What you will do: Each entry below must be repeated word for word.

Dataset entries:
--*--

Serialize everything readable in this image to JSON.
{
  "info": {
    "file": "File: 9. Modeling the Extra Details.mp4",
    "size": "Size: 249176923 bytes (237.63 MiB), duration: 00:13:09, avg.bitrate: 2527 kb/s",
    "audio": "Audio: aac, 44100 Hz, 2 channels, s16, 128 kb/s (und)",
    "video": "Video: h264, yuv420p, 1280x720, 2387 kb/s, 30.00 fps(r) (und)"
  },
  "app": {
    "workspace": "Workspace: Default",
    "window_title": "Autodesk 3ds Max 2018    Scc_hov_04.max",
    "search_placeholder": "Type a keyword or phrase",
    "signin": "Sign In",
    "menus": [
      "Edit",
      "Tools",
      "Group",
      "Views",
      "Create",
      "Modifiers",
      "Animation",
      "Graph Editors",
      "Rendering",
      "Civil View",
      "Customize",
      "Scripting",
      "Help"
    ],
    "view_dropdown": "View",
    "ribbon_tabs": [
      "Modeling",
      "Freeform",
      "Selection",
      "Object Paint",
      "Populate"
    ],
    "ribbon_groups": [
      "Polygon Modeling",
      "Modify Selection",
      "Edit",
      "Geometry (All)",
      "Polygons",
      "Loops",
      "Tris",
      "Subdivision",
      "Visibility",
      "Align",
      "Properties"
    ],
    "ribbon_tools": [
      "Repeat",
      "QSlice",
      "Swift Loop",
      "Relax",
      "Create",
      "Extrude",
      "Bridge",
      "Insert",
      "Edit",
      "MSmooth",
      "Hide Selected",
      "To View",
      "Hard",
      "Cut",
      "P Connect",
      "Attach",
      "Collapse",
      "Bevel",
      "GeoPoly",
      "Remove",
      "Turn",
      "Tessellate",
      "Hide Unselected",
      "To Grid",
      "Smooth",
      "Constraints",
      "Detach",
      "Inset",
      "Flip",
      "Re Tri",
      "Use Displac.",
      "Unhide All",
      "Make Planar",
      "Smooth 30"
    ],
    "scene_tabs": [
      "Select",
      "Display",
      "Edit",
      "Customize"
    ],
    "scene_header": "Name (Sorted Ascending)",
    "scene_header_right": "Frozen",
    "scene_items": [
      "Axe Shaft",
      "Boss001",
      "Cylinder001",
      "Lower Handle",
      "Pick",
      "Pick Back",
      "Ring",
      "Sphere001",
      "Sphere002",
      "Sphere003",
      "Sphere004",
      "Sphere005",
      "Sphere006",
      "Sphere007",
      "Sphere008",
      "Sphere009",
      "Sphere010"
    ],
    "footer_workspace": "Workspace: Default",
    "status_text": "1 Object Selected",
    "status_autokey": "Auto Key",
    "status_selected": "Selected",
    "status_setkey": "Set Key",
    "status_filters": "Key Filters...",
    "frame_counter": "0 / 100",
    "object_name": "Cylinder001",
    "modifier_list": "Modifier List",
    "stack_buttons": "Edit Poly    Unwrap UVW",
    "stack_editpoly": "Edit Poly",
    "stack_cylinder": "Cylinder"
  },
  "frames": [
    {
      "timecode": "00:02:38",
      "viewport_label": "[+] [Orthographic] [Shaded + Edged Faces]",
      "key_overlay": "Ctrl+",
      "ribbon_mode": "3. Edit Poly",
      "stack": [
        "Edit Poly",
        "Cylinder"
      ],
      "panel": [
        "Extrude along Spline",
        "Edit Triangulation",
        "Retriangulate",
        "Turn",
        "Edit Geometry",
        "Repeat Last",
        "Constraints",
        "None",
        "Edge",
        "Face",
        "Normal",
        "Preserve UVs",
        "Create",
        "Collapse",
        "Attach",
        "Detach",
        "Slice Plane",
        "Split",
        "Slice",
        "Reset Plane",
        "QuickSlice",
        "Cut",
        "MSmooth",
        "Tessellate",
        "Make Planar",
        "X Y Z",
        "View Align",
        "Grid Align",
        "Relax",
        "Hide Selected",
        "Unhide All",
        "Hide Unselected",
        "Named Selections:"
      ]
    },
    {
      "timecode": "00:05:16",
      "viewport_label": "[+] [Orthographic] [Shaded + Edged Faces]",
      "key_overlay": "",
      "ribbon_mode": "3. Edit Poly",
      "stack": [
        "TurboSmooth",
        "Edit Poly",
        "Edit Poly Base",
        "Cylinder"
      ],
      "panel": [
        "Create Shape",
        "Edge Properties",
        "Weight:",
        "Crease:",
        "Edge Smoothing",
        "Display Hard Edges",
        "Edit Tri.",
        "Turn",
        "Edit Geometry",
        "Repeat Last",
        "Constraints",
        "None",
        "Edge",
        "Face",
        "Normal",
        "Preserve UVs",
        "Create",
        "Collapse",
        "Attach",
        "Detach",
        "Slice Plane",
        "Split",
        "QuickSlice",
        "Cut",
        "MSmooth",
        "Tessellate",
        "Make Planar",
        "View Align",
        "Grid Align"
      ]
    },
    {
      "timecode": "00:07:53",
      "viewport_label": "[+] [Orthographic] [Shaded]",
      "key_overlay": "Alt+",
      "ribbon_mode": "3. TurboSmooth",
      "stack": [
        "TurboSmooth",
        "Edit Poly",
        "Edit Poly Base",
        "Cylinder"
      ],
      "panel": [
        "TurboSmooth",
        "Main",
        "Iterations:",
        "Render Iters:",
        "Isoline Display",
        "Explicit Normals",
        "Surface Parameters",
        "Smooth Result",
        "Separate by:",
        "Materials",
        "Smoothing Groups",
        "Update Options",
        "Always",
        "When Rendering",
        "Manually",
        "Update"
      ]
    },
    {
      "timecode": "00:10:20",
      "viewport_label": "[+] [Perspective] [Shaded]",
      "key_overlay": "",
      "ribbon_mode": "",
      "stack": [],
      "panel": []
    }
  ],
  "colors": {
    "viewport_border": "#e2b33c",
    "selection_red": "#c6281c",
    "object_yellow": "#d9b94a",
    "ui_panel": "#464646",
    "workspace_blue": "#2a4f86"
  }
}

--*--

Result of this exercise:
Serialize everything readable in this image to JSON.
{
  "info": {
    "file": "File: 9. Modeling the Extra Details.mp4",
    "size": "Size: 249176923 bytes (237.63 MiB), duration: 00:13:09, avg.bitrate: 2527 kb/s",
    "audio": "Audio: aac, 44100 Hz, 2 channels, s16, 128 kb/s (und)",
    "video": "Video: h264, yuv420p, 1280x720, 2387 kb/s, 30.00 fps(r) (und)"
  },
  "app": {
    "workspace": "Workspace: Default",
    "window_title": "Autodesk 3ds Max 2018    Scc_hov_04.max",
    "search_placeholder": "Type a keyword or phrase",
    "signin": "Sign In",
    "menus": [
      "Edit",
      "Tools",
      "Group",
      "Views",
      "Create",
      "Modifiers",
      "Animation",
      "Graph Editors",
      "Rendering",
      "Civil View",
      "Customize",
      "Scripting",
      "Help"
    ],
    "view_dropdown": "View",
    "ribbon_tabs": [
      "Modeling",
      "Freeform",
      "Selection",
      "Object Paint",
      "Populate"
    ],
    "ribbon_groups": [
      "Polygon Modeling",
      "Modify Selection",
      "Edit",
      "Geometry (All)",
      "Polygons",
      "Loops",
      "Tris",
      "Subdivision",
      "Visibility",
      "Align",
      "Properties"
    ],
    "ribbon_tools": [
      "Repeat",
      "QSlice",
      "Swift Loop",
      "Relax",
      "Create",
      "Extrude",
      "Bridge",
      "Insert",
      "Edit",
      "MSmooth",
      "Hide Selected",
      "To View",
      "Hard",
      "Cut",
      "P Connect",
      "Attach",
      "Collapse",
      "Bevel",
      "GeoPoly",
      "Remove",
      "Turn",
      "Tessellate",
      "Hide Unselected",
      "To Grid",
      "Smooth",
      "Constraints",
      "Detach",
      "Inset",
      "Flip",
      "Re Tri",
      "Use Displac.",
      "Unhide All",
      "Make Planar",
      "Smooth 30"
    ],
    "scene_tabs": [
      "Select",
      "Display",
      "Edit",
      "Customize"
    ],
    "scene_header": "Name (Sorted Ascending)",
    "scene_header_right": "Frozen",
    "scene_items": [
      "Axe Shaft",
      "Boss001",
      "Cylinder001",
      "Lower Handle",
      "Pick",
      "Pick Back",
      "Ring",
      "Sphere001",
      "Sphere002",
      "Sphere003",
      "Sphere004",
      "Sphere005",
      "Sphere006",
      "Sphere007",
      "Sphere008",
      "Sphere009",
      "Sphere010"
    ],
    "footer_workspace": "Workspace: Default",
    "status_text": "1 Object Selected",
    "status_autokey": "Auto Key",
    "status_selected": "Selected",
    "status_setkey": "Set Key",
    "status_filters": "Key Filters...",
    "frame_counter": "0 / 100",
    "object_name": "Cylinder001",
    "modifier_list": "Modifier List",
    "stack_buttons": "Edit Poly    Unwrap UVW",
    "stack_editpoly": "Edit Poly",
    "stack_cylinder": "Cylinder"
  },
  "frames": [
    {
      "timecode": "00:02:38",
      "viewport_label": "[+] [Orthographic] [Shaded + Edged Faces]",
      "key_overlay": "Ctrl+",
      "ribbon_mode": "3. Edit Poly",
      "stack": [
        "Edit Poly",
        "Cylinder"
      ],
      "panel": [
        "Extrude along Spline",
        "Edit Triangulation",
        "Retriangulate",
        "Turn",
        "Edit Geometry",
        "Repeat Last",
        "Constraints",
        "None",
        "Edge",
        "Face",
        "Normal",
        "Preserve UVs",
        "Create",
        "Collapse",
        "Attach",
        "Detach",
        "Slice Plane",
        "Split",
        "Slice",
        "Reset Plane",
        "QuickSlice",
        "Cut",
        "MSmooth",
        "Tessellate",
        "Make Planar",
        "X Y Z",
        "View Align",
        "Grid Align",
        "Relax",
        "Hide Selected",
        "Unhide All",
        "Hide Unselected",
        "Named Selections:"
      ]
    },
    {
      "timecode": "00:05:16",
      "viewport_label": "[+] [Orthographic] [Shaded + Edged Faces]",
      "key_overlay": "",
      "ribbon_mode": "3. Edit Poly",
      "stack": [
        "TurboSmooth",
        "Edit Poly",
        "Edit Poly Base",
        "Cylinder"
      ],
      "panel": [
        "Create Shape",
        "Edge Properties",
        "Weight:",
        "Crease:",
        "Edge Smoothing",
        "Display Hard Edges",
        "Edit Tri.",
        "Turn",
        "Edit Geometry",
        "Repeat Last",
        "Constraints",
        "None",
        "Edge",
        "Face",
        "Normal",
        "Preserve UVs",
        "Create",
        "Collapse",
        "Attach",
        "Detach",
        "Slice Plane",
        "Split",
        "QuickSlice",
        "Cut",
        "MSmooth",
        "Tessellate",
        "Make Planar",
        "View Align",
        "Grid Align"
      ]
    },
    {
      "timecode": "00:07:53",
      "viewport_label": "[+] [Orthographic] [Shaded]",
      "key_overlay": "Alt+",
      "ribbon_mode": "3. TurboSmooth",
      "stack": [
        "TurboSmooth",
        "Edit Poly",
        "Edit Poly Base",
        "Cylinder"
      ],
      "panel": [
        "TurboSmooth",
        "Main",
        "Iterations:",
        "Render Iters:",
        "Isoline Display",
        "Explicit Normals",
        "Surface Parameters",
        "Smooth Result",
        "Separate by:",
        "Materials",
        "Smoothing Groups",
        "Update Options",
        "Always",
        "When Rendering",
        "Manually",
        "Update"
      ]
    },
    {
      "timecode": "00:10:20",
      "viewport_label": "[+] [Perspective] [Shaded]",
      "key_overlay": "",
      "ribbon_mode": "",
      "stack": [],
      "panel": []
    }
  ],
  "colors": {
    "viewport_border": "#e2b33c",
    "selection_red": "#c6281c",
    "object_yellow": "#d9b94a",
    "ui_panel": "#464646",
    "workspace_blue": "#2a4f86"
  }
}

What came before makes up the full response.